## Written exercise
Go through the records line by line and work out how many lines hold the word "JSON". Answer with the number only.

* begin Records supplied *

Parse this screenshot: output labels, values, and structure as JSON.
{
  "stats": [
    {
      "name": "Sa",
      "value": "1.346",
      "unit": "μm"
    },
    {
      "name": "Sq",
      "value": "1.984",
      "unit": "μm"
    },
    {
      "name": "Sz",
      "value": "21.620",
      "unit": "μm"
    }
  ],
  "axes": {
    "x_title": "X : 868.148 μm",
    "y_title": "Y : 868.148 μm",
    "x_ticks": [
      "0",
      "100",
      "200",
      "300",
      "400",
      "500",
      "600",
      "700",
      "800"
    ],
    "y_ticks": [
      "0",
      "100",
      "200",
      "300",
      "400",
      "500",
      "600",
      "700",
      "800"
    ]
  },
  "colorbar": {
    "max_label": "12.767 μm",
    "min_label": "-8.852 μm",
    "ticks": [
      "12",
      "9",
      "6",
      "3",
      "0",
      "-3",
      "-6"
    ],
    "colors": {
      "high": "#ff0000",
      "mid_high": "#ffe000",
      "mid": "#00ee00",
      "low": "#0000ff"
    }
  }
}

* end Records supplied *
* begin Records supplied *

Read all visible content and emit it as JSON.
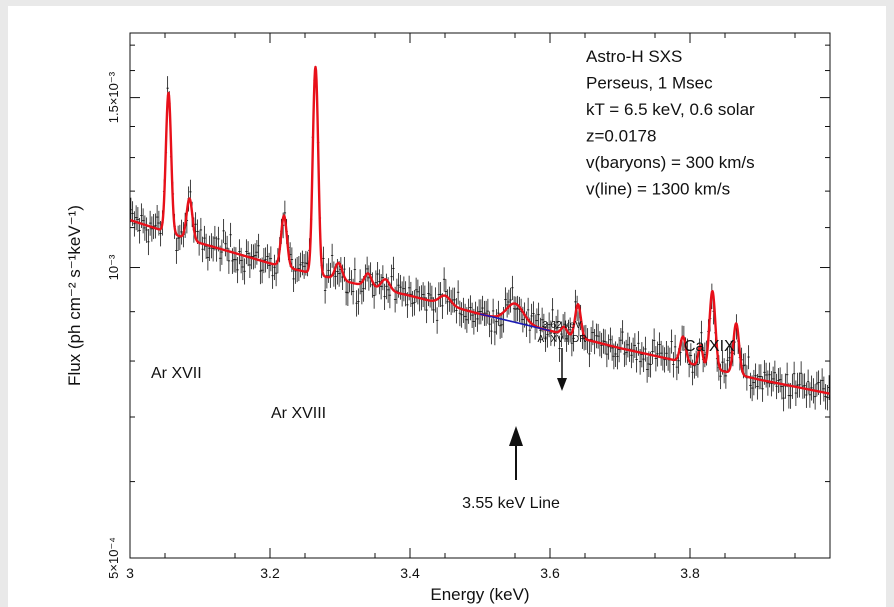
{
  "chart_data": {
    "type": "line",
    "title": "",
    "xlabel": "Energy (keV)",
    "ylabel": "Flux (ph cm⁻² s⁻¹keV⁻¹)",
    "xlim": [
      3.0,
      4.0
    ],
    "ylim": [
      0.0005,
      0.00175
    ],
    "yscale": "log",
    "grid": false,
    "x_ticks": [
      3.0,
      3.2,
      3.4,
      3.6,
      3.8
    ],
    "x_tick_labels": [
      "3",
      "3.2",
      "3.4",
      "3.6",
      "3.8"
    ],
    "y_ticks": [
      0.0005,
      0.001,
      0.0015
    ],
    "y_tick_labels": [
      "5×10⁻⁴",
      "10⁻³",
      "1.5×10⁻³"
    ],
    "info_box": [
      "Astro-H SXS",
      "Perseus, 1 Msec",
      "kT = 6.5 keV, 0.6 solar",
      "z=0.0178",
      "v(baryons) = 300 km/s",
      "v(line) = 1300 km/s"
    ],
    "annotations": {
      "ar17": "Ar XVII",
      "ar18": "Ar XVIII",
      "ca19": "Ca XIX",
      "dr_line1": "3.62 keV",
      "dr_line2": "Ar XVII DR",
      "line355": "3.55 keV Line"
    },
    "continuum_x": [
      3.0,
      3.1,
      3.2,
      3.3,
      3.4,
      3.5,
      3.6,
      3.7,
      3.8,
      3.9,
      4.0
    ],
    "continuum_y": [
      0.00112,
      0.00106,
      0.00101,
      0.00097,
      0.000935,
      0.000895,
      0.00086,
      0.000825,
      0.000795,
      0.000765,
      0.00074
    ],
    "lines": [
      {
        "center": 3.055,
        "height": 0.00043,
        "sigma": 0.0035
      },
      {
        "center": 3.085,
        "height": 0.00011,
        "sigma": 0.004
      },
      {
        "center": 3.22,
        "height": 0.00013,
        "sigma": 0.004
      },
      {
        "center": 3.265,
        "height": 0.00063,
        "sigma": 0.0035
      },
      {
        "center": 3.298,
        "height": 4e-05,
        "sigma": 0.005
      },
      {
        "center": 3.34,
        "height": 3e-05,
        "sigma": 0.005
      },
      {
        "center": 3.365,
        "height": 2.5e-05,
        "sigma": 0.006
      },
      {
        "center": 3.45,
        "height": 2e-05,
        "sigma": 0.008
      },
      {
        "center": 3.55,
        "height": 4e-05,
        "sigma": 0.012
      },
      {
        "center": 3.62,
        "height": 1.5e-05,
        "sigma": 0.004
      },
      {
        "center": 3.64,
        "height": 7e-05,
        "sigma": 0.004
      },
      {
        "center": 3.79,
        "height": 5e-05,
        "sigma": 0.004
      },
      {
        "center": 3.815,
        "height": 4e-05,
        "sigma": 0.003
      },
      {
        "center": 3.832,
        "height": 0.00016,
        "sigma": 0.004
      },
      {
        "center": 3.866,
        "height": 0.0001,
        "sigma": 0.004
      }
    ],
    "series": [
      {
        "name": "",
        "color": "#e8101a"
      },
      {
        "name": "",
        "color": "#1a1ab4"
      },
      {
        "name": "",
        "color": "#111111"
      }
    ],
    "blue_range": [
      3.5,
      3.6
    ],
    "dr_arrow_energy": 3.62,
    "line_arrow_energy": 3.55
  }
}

* end Records supplied *

## Reply
2